▸ WHAT YOU NEED TO DO: Lines containing the word "name" are to be counted; state their number and nothing further.

▸ DATA IN THIS EXERCISE:
..........

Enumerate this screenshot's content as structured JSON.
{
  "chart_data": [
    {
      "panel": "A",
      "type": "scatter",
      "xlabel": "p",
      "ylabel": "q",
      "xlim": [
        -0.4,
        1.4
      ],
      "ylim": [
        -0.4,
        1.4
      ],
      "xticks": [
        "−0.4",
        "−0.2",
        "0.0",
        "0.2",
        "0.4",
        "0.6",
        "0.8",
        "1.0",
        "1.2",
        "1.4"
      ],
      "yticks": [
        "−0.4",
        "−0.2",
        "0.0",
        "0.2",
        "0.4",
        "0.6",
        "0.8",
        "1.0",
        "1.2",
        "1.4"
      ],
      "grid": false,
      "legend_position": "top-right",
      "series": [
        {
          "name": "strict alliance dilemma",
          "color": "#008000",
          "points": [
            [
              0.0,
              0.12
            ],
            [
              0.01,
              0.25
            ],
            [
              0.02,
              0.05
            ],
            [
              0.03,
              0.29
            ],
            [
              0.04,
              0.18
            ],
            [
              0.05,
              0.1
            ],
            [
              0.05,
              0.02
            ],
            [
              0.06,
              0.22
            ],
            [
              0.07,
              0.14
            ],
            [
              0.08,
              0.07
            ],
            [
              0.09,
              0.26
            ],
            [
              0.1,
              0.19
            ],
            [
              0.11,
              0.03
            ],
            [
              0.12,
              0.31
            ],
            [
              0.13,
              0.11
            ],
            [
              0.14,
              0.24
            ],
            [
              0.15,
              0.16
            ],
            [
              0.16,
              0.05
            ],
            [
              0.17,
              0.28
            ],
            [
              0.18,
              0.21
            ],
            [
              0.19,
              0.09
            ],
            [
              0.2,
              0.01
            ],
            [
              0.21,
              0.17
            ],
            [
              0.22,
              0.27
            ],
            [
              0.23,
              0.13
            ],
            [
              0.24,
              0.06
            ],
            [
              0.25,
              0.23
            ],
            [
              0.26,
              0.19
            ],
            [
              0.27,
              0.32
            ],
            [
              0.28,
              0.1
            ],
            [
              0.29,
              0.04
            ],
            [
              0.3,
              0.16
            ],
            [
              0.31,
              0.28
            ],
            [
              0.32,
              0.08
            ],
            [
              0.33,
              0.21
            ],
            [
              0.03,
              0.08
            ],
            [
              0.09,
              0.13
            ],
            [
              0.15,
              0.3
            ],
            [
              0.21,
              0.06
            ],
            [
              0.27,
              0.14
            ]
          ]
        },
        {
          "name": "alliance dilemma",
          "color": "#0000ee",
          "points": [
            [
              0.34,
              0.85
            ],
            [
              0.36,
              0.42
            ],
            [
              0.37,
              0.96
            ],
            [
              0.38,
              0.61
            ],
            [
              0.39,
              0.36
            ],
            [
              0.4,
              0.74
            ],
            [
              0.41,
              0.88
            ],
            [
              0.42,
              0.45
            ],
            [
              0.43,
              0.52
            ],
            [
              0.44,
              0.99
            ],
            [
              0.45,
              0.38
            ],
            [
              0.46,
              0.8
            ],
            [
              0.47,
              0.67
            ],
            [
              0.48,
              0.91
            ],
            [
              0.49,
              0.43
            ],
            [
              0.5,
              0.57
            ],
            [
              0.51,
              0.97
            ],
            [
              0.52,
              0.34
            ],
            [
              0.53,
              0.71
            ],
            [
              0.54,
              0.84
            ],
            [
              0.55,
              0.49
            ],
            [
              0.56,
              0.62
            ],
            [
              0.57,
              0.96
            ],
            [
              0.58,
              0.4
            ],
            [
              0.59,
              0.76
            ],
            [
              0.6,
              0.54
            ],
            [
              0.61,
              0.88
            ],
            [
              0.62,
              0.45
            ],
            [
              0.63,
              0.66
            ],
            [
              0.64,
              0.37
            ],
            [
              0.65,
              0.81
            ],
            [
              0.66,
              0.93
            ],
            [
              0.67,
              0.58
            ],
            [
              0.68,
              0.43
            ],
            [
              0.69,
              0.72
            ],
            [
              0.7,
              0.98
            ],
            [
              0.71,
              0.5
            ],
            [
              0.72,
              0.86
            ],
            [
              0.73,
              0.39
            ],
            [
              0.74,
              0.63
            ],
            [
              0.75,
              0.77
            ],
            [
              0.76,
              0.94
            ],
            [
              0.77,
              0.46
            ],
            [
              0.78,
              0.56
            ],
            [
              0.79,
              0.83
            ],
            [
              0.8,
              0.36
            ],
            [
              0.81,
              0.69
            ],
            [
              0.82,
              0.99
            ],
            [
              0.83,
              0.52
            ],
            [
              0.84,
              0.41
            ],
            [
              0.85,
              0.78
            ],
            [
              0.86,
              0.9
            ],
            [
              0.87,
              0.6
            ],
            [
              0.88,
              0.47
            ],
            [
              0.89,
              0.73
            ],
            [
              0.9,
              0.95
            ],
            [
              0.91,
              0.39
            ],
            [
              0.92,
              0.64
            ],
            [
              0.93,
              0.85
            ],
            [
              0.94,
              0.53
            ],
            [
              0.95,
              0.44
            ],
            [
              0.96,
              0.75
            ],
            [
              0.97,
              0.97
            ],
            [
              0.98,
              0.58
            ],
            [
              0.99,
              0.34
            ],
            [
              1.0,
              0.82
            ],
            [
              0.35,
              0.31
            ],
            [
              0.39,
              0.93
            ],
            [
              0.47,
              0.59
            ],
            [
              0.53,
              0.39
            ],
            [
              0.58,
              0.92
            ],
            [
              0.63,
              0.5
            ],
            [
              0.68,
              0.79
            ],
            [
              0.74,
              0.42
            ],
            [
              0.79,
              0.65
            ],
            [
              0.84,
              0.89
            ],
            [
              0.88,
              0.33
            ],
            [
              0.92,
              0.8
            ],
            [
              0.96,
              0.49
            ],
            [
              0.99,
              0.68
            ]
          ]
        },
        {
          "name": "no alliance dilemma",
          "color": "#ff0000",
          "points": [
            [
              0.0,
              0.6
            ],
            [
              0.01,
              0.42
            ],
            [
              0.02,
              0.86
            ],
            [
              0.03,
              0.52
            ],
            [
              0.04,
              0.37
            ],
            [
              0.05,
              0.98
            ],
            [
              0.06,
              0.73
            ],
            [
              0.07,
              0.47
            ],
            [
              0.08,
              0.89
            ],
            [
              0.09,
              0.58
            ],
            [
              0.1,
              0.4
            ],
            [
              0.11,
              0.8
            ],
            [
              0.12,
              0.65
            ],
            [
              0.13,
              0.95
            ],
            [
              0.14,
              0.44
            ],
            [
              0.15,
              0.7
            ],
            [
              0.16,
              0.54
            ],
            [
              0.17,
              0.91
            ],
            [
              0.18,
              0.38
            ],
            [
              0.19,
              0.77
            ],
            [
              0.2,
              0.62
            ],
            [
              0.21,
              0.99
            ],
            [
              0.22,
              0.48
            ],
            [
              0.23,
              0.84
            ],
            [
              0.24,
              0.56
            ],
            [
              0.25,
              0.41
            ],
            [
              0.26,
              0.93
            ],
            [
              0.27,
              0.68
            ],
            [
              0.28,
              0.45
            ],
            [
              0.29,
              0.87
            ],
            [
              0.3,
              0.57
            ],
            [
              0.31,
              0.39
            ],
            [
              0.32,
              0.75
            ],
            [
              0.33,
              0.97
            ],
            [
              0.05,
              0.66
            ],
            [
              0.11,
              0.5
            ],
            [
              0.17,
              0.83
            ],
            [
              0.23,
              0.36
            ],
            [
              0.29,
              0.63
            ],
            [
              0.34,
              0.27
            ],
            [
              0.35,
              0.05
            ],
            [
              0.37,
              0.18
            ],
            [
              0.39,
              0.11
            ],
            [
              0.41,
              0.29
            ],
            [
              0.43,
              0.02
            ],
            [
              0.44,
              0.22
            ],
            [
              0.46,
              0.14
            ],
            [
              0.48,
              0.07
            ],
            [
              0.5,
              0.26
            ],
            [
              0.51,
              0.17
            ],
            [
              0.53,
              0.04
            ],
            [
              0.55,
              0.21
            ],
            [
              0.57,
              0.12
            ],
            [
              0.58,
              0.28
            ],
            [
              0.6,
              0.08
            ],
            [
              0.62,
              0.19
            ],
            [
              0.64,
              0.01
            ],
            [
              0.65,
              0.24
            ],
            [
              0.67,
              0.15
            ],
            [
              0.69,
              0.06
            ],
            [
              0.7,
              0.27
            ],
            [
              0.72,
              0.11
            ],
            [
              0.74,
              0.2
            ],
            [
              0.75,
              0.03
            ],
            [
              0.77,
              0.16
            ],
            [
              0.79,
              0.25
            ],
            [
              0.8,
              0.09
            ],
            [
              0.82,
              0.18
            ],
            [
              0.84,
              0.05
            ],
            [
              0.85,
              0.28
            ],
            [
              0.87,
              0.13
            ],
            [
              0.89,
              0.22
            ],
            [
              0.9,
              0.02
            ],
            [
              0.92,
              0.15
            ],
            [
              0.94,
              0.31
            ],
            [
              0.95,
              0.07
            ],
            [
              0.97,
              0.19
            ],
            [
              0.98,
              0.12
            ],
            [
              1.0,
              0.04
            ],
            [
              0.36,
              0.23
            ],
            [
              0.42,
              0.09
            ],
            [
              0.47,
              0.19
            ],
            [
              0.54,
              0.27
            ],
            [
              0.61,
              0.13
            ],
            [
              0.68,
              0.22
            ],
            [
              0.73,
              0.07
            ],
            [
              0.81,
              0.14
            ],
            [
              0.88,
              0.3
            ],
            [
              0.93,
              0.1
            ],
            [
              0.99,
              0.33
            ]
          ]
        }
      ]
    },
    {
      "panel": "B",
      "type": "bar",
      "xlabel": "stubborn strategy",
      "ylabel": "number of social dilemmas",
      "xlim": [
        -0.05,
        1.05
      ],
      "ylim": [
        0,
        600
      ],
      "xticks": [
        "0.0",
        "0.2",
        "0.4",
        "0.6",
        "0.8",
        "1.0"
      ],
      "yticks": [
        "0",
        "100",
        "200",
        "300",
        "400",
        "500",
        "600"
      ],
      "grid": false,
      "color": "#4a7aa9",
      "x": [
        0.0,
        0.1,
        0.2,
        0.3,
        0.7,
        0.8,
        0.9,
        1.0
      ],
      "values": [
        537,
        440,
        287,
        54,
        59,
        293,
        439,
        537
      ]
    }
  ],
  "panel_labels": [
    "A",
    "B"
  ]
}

..........

▸ EXERCISE ANSWER: 3